[Stored data entries]
******************************

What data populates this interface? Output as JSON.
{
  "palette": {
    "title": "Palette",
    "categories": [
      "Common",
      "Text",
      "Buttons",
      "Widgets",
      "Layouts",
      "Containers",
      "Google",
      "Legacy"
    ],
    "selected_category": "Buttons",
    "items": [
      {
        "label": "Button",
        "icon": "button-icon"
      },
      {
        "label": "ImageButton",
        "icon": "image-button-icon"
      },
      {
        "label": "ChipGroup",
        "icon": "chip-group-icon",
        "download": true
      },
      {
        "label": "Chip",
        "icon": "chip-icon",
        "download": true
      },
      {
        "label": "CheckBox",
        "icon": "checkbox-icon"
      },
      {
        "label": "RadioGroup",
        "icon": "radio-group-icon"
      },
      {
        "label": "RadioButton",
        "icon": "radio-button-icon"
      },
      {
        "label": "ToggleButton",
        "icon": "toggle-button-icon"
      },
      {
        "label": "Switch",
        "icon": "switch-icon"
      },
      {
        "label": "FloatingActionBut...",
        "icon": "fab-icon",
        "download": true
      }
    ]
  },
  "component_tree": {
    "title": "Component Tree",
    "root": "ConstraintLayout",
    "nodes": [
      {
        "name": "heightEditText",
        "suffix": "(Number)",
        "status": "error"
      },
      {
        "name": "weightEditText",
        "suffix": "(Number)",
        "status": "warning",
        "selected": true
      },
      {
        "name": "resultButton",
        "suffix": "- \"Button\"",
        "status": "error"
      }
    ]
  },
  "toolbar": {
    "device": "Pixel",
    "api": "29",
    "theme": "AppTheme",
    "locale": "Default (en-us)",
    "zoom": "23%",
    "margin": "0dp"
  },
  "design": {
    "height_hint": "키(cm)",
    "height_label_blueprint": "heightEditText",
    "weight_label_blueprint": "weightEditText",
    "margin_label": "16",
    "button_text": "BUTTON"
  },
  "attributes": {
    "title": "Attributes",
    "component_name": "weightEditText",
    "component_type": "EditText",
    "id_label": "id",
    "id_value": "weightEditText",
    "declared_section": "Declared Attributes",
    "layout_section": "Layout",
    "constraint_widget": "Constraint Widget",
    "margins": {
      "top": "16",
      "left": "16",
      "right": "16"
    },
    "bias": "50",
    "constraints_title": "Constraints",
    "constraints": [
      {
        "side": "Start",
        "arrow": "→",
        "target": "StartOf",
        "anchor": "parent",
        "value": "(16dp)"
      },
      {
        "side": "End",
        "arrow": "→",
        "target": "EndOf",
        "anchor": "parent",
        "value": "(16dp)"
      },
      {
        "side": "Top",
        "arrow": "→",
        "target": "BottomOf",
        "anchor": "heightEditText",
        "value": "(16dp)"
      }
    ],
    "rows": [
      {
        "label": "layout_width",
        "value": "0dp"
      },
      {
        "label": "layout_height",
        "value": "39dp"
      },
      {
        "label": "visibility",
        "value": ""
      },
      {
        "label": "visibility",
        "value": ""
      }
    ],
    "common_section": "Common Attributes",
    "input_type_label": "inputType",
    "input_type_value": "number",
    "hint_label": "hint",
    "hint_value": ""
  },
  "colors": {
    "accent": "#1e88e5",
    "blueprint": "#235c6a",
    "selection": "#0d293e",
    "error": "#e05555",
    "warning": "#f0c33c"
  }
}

******************************

SHORT EXERCISE: Read the data above. Pull out each line in which the string "Common" appears.

ANSWER IN FULL:
      "Common",
    "common_section": "Common Attributes",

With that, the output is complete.